■ **PETUNJUK**: Salin ulang seluruh kutipan tentang jembatan di bawah ini tanpa mengubah satu kata atau tanda baca pun.

■ **KUTIPAN TEKS**:
Saya suka jembatan. Entah kenapa. Mungkin karena jembatan merupakan sesuatu yang cukup kental dengan masa kecil saya. Besar di Depok Lama, tahun 1990an dulu banyak sekali jembatan yang menghubungkan jalan raya dengan kampung-kampung. Apalagi daerah saya ada Sungai Ciliwung dan anak-anak sungainya. Jembatan dari jalinan bambu, jembatan kayu dengan besi-besi kuat, jembatan dari sekedar batang pohon tumbang…
Tahun lalu ketika saya ber-Lebaran di Balikpapan, saya melewati satu jembatan yang langsung menarik minat terlebih karena di bawahnya adalah sungai luas dengan banyak diisi perahu-perahu. Sayang saat itu saya dan keluarga suami hanya sekedar melintas, dan saya malu kalo harus minta stop cuma karena mau lihat-lihat jembatan.

■ **POTONGAN DATA**:
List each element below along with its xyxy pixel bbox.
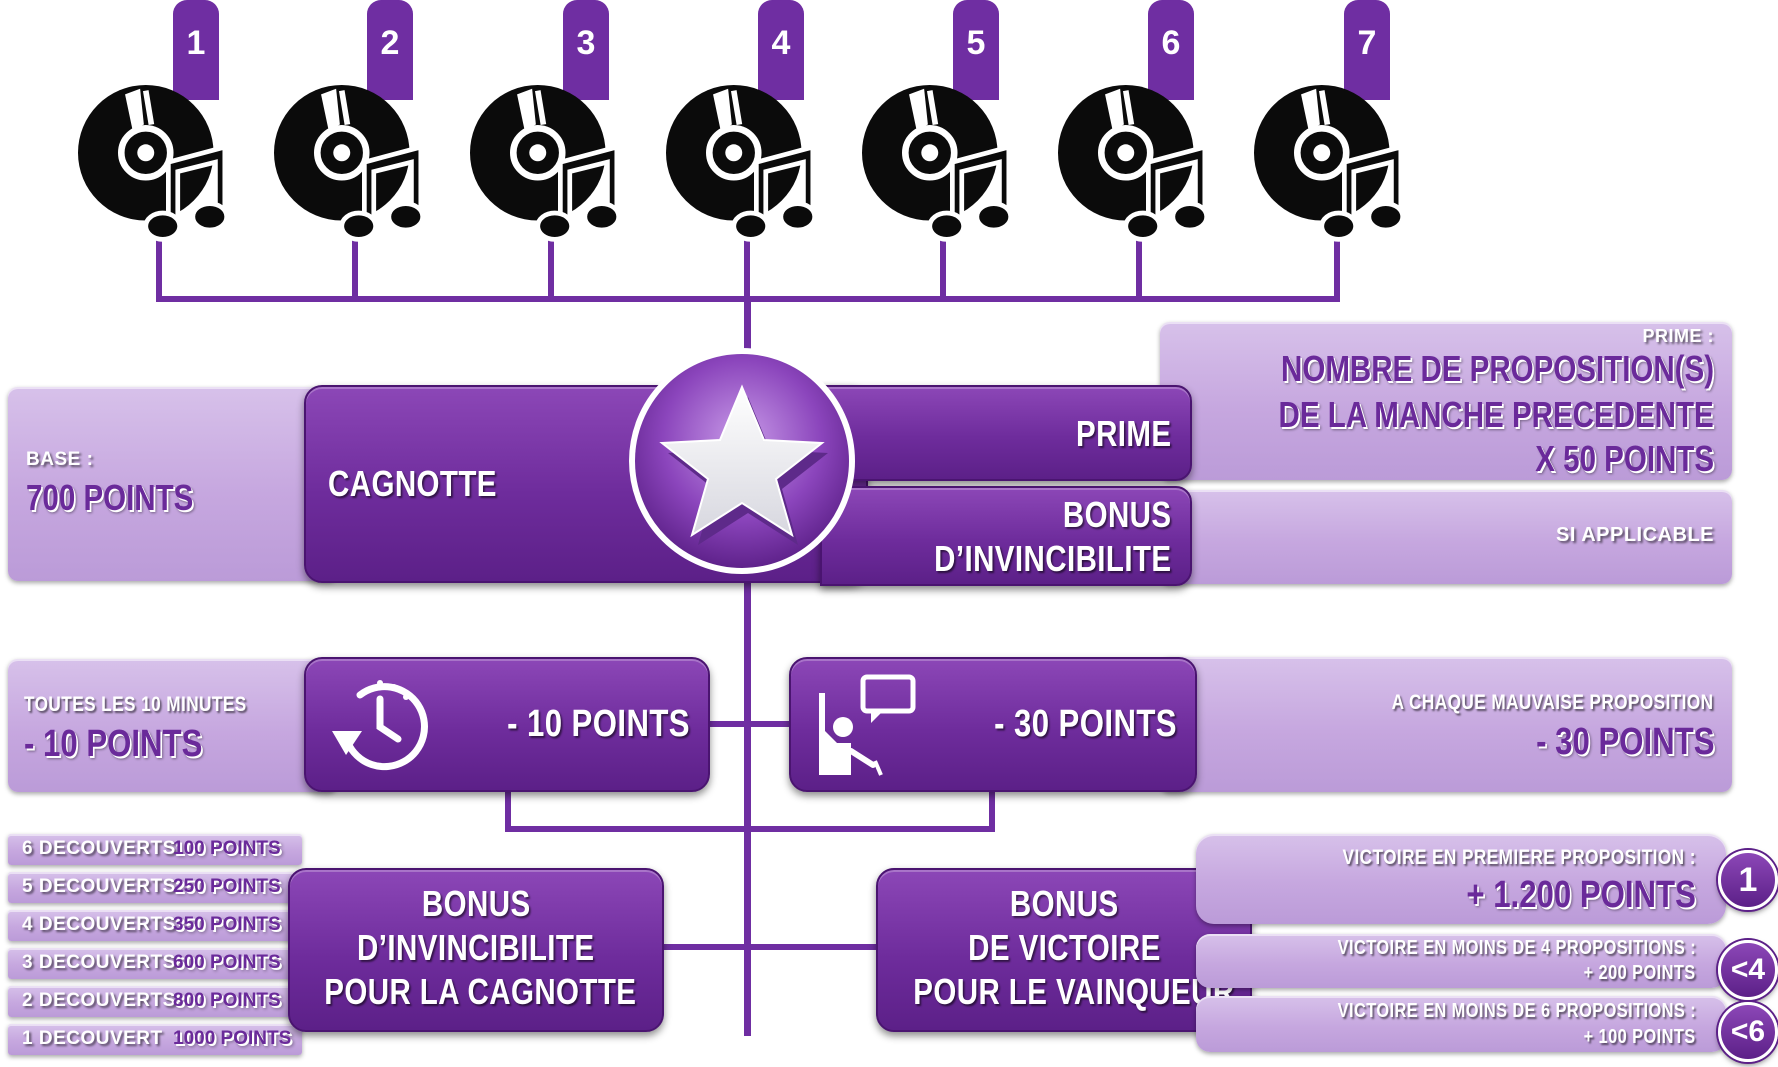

■ **JAWABAN TUGAS**:
Saya suka jembatan. Entah kenapa. Mungkin karena jembatan merupakan sesuatu yang cukup kental dengan masa kecil saya. Besar di Depok Lama, tahun 1990an dulu banyak sekali jembatan yang menghubungkan jalan raya dengan kampung-kampung. Apalagi daerah saya ada Sungai Ciliwung dan anak-anak sungainya. Jembatan dari jalinan bambu, jembatan kayu dengan besi-besi kuat, jembatan dari sekedar batang pohon tumbang…
Tahun lalu ketika saya ber-Lebaran di Balikpapan, saya melewati satu jembatan yang langsung menarik minat terlebih karena di bawahnya adalah sungai luas dengan banyak diisi perahu-perahu. Sayang saat itu saya dan keluarga suami hanya sekedar melintas, dan saya malu kalo harus minta stop cuma karena mau lihat-lihat jembatan.